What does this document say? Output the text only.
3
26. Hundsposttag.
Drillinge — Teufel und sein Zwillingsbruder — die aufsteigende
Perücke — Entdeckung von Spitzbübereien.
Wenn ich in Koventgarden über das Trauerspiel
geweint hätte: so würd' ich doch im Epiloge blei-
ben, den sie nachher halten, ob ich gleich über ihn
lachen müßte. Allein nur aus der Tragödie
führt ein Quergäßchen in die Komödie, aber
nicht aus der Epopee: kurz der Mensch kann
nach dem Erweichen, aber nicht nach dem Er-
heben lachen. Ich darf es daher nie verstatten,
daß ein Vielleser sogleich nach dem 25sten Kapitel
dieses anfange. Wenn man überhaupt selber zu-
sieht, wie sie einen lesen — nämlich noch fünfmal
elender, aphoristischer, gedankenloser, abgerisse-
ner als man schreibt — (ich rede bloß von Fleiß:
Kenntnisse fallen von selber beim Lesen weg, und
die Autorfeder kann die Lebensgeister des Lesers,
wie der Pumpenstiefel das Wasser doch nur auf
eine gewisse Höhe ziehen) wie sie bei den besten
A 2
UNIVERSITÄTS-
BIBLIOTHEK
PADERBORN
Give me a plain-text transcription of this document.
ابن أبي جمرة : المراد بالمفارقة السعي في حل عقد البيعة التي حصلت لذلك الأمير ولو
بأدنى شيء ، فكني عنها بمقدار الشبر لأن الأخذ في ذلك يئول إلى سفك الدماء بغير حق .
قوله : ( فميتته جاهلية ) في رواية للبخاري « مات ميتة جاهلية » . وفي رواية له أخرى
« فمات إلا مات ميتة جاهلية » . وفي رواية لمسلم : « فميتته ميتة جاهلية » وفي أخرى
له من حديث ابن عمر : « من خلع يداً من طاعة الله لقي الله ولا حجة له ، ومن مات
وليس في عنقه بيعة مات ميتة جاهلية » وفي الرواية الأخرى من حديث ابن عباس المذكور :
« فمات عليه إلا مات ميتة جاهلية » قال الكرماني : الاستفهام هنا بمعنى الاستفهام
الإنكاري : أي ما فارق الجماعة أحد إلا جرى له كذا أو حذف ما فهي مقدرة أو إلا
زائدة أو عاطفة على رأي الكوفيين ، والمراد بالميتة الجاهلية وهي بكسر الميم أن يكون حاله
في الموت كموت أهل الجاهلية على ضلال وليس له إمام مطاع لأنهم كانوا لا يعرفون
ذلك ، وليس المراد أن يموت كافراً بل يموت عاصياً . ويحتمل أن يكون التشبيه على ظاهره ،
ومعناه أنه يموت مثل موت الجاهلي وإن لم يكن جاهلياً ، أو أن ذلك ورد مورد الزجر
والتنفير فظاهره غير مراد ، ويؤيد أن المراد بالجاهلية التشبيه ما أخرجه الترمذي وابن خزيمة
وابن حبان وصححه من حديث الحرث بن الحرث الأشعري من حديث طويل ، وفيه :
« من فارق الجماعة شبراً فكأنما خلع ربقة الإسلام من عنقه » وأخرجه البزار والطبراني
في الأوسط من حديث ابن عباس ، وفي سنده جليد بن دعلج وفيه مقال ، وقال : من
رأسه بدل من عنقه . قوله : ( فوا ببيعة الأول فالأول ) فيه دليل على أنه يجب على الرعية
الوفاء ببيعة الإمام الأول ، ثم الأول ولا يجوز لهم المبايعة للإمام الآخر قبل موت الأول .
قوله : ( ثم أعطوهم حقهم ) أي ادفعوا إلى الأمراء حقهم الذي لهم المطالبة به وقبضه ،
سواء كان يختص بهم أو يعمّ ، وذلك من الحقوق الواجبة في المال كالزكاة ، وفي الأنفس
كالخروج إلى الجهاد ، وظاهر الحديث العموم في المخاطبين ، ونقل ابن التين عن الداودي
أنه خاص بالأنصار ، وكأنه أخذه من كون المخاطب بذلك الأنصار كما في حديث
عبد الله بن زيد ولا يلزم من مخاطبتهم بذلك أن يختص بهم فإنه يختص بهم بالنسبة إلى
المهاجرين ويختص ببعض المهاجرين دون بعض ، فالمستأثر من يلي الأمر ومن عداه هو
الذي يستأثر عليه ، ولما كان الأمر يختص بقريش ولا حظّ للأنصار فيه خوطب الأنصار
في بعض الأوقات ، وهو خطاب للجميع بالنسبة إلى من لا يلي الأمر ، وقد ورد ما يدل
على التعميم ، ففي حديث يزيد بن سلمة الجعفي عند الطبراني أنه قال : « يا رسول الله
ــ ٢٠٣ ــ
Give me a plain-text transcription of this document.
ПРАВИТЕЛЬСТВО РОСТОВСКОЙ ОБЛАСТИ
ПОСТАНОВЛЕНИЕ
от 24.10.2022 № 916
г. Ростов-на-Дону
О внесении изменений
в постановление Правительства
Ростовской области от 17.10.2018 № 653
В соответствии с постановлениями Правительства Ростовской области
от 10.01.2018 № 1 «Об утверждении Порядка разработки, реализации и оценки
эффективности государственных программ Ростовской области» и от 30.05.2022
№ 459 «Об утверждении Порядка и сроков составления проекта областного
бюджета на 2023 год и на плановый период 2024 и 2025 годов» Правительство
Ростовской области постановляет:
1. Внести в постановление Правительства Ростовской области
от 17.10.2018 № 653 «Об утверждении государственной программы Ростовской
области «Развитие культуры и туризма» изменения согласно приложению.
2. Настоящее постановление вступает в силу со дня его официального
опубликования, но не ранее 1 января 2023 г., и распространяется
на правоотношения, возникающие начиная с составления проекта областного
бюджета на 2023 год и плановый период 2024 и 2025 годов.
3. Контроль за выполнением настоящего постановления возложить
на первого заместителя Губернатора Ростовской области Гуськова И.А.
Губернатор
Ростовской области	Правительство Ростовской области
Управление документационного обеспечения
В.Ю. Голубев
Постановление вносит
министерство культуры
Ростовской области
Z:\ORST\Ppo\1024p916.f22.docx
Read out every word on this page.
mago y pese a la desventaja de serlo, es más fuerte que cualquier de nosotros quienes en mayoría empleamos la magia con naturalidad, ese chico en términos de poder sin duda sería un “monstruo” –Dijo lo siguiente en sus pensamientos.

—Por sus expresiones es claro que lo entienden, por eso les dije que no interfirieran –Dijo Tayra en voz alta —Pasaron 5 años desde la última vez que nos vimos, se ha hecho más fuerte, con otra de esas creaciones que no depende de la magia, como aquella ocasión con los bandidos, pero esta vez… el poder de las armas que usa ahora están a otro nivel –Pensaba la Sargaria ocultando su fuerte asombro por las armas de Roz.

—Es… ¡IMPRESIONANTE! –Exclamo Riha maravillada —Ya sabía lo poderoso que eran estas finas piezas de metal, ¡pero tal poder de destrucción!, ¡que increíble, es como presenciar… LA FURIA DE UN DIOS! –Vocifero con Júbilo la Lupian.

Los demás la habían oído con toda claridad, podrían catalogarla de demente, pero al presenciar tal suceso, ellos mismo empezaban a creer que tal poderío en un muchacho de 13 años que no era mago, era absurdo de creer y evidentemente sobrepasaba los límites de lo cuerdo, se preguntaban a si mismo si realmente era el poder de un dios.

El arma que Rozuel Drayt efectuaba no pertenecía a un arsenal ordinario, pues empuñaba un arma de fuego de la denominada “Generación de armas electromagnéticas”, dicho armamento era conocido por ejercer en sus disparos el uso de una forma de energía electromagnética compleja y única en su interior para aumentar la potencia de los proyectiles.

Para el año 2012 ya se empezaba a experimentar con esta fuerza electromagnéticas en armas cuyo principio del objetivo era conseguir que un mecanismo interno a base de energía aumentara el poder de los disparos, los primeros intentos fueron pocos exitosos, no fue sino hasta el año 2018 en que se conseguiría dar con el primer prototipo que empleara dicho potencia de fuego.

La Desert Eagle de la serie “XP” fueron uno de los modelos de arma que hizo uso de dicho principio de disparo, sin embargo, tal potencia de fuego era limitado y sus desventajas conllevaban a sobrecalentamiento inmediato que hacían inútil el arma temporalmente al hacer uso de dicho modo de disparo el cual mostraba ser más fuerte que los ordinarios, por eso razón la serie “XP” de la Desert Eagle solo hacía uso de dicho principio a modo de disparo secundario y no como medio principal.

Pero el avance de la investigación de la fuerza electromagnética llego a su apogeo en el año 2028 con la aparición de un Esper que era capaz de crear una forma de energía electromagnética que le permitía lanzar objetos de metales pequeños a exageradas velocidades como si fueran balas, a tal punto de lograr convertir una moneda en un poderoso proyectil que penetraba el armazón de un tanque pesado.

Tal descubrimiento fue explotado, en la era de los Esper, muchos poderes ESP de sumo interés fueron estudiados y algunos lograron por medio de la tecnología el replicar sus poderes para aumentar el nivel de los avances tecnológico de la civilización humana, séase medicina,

======

DESCRIPTION OF THE TASK: Count every line in the data where the string "nicht" occurs. Give nothing except the number.

WRITTEN ANSWER: 2